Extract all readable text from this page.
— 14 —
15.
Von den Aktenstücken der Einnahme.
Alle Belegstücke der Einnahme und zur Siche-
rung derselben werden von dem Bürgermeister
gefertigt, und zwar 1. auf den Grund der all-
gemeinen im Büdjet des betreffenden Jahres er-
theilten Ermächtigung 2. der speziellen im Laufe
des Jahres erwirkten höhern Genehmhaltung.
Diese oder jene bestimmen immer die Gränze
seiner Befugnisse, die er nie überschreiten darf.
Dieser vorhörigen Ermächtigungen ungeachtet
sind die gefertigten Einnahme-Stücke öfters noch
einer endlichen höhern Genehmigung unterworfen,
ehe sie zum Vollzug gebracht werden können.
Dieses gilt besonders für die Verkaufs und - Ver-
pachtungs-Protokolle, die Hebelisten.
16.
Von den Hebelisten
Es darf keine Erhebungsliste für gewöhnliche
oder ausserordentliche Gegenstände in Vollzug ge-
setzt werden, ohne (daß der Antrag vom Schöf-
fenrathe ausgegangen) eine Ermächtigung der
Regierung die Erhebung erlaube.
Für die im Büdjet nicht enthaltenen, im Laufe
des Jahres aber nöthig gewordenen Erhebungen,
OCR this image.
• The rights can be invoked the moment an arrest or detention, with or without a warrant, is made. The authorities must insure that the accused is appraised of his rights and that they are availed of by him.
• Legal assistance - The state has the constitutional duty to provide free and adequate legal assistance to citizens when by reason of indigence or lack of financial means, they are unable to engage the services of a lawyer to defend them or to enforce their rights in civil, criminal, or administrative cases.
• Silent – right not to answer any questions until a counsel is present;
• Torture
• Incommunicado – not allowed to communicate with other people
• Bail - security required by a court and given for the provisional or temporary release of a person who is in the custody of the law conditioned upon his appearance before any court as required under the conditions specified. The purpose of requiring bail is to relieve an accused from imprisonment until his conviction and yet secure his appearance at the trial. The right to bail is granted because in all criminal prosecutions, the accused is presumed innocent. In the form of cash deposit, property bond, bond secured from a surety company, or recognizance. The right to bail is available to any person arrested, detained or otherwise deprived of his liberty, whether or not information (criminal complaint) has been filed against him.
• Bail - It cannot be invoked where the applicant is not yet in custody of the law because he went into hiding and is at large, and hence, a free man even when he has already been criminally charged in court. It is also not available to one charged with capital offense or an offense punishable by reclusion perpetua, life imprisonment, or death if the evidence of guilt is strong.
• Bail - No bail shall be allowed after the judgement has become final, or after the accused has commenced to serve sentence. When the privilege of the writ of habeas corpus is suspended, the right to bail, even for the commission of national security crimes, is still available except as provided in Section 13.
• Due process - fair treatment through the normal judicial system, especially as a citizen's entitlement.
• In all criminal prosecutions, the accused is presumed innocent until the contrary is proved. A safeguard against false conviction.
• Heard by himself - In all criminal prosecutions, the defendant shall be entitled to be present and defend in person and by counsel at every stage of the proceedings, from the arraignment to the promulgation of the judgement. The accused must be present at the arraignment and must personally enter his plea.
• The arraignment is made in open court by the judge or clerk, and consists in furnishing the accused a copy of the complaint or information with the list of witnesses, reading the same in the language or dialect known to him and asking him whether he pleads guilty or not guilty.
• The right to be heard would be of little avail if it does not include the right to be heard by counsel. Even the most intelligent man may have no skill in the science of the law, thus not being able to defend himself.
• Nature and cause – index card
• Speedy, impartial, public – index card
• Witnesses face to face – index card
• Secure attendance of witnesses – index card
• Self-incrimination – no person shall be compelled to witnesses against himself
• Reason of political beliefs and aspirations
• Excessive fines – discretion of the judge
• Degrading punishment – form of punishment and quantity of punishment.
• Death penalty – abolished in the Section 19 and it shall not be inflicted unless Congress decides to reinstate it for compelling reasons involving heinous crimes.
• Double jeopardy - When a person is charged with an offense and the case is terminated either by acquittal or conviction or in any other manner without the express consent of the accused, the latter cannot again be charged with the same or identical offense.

◇ ◇ ◇ ◇

-- EXERCISE DIRECTIONS --
Please repeat the listing above in full and exactly.

-- FINAL ANSWER --
Extract all readable text from this page.
— 14 —
15.
Von den Aktenstücken der Einnahme.
Alle Belegstücke der Einnahme und zur Siche-
rung derselben werden von dem Bürgermeister
gefertigt, und zwar 1. auf den Grund der all-
gemeinen im Büdjet des betreffenden Jahres er-
theilten Ermächtigung 2. der speziellen im Laufe
des Jahres erwirkten höhern Genehmhaltung.
Diese oder jene bestimmen immer die Gränze
seiner Befugnisse, die er nie überschreiten darf.
Dieser vorhörigen Ermächtigungen ungeachtet
sind die gefertigten Einnahme-Stücke öfters noch
einer endlichen höhern Genehmigung unterworfen,
ehe sie zum Vollzug gebracht werden können.
Dieses gilt besonders für die Verkaufs und - Ver-
pachtungs-Protokolle, die Hebelisten.
16.
Von den Hebelisten
Es darf keine Erhebungsliste für gewöhnliche
oder ausserordentliche Gegenstände in Vollzug ge-
setzt werden, ohne (daß der Antrag vom Schöf-
fenrathe ausgegangen) eine Ermächtigung der
Regierung die Erhebung erlaube.
Für die im Büdjet nicht enthaltenen, im Laufe
des Jahres aber nöthig gewordenen Erhebungen,
OCR this image.
• The rights can be invoked the moment an arrest or detention, with or without a warrant, is made. The authorities must insure that the accused is appraised of his rights and that they are availed of by him.
• Legal assistance - The state has the constitutional duty to provide free and adequate legal assistance to citizens when by reason of indigence or lack of financial means, they are unable to engage the services of a lawyer to defend them or to enforce their rights in civil, criminal, or administrative cases.
• Silent – right not to answer any questions until a counsel is present;
• Torture
• Incommunicado – not allowed to communicate with other people
• Bail - security required by a court and given for the provisional or temporary release of a person who is in the custody of the law conditioned upon his appearance before any court as required under the conditions specified. The purpose of requiring bail is to relieve an accused from imprisonment until his conviction and yet secure his appearance at the trial. The right to bail is granted because in all criminal prosecutions, the accused is presumed innocent. In the form of cash deposit, property bond, bond secured from a surety company, or recognizance. The right to bail is available to any person arrested, detained or otherwise deprived of his liberty, whether or not information (criminal complaint) has been filed against him.
• Bail - It cannot be invoked where the applicant is not yet in custody of the law because he went into hiding and is at large, and hence, a free man even when he has already been criminally charged in court. It is also not available to one charged with capital offense or an offense punishable by reclusion perpetua, life imprisonment, or death if the evidence of guilt is strong.
• Bail - No bail shall be allowed after the judgement has become final, or after the accused has commenced to serve sentence. When the privilege of the writ of habeas corpus is suspended, the right to bail, even for the commission of national security crimes, is still available except as provided in Section 13.
• Due process - fair treatment through the normal judicial system, especially as a citizen's entitlement.
• In all criminal prosecutions, the accused is presumed innocent until the contrary is proved. A safeguard against false conviction.
• Heard by himself - In all criminal prosecutions, the defendant shall be entitled to be present and defend in person and by counsel at every stage of the proceedings, from the arraignment to the promulgation of the judgement. The accused must be present at the arraignment and must personally enter his plea.
• The arraignment is made in open court by the judge or clerk, and consists in furnishing the accused a copy of the complaint or information with the list of witnesses, reading the same in the language or dialect known to him and asking him whether he pleads guilty or not guilty.
• The right to be heard would be of little avail if it does not include the right to be heard by counsel. Even the most intelligent man may have no skill in the science of the law, thus not being able to defend himself.
• Nature and cause – index card
• Speedy, impartial, public – index card
• Witnesses face to face – index card
• Secure attendance of witnesses – index card
• Self-incrimination – no person shall be compelled to witnesses against himself
• Reason of political beliefs and aspirations
• Excessive fines – discretion of the judge
• Degrading punishment – form of punishment and quantity of punishment.
• Death penalty – abolished in the Section 19 and it shall not be inflicted unless Congress decides to reinstate it for compelling reasons involving heinous crimes.
• Double jeopardy - When a person is charged with an offense and the case is terminated either by acquittal or conviction or in any other manner without the express consent of the accused, the latter cannot again be charged with the same or identical offense.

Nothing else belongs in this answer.